Excerpts from a figure dataset

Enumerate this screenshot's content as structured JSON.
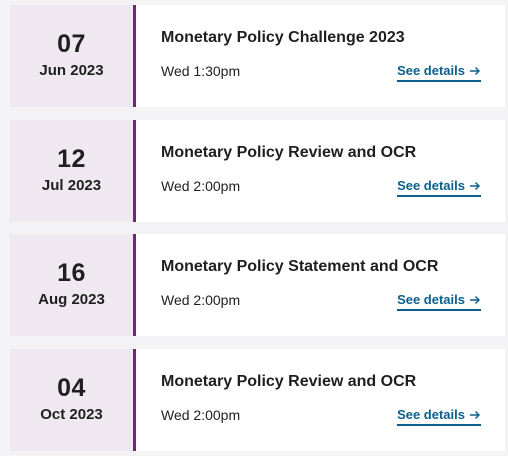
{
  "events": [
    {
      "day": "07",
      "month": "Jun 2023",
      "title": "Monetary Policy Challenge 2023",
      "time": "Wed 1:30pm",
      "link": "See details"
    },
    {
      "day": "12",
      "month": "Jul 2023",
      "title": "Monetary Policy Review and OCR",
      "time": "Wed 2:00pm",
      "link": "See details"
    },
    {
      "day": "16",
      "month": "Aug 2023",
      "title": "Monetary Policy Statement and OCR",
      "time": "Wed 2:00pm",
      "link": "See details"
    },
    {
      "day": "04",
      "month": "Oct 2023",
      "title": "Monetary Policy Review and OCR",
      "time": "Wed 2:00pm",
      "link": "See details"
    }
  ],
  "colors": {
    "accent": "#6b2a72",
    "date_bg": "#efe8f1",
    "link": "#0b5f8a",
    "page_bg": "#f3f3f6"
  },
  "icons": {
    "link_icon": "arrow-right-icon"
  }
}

▶ **PROBLEM TO WORK ON**: Take the records above and transcribe them exactly, dropping every picture.

▶ **FINISHED TASK**:
Enumerate this screenshot's content as structured JSON.
{
  "events": [
    {
      "day": "07",
      "month": "Jun 2023",
      "title": "Monetary Policy Challenge 2023",
      "time": "Wed 1:30pm",
      "link": "See details"
    },
    {
      "day": "12",
      "month": "Jul 2023",
      "title": "Monetary Policy Review and OCR",
      "time": "Wed 2:00pm",
      "link": "See details"
    },
    {
      "day": "16",
      "month": "Aug 2023",
      "title": "Monetary Policy Statement and OCR",
      "time": "Wed 2:00pm",
      "link": "See details"
    },
    {
      "day": "04",
      "month": "Oct 2023",
      "title": "Monetary Policy Review and OCR",
      "time": "Wed 2:00pm",
      "link": "See details"
    }
  ],
  "colors": {
    "accent": "#6b2a72",
    "date_bg": "#efe8f1",
    "link": "#0b5f8a",
    "page_bg": "#f3f3f6"
  },
  "icons": {
    "link_icon": "arrow-right-icon"
  }
}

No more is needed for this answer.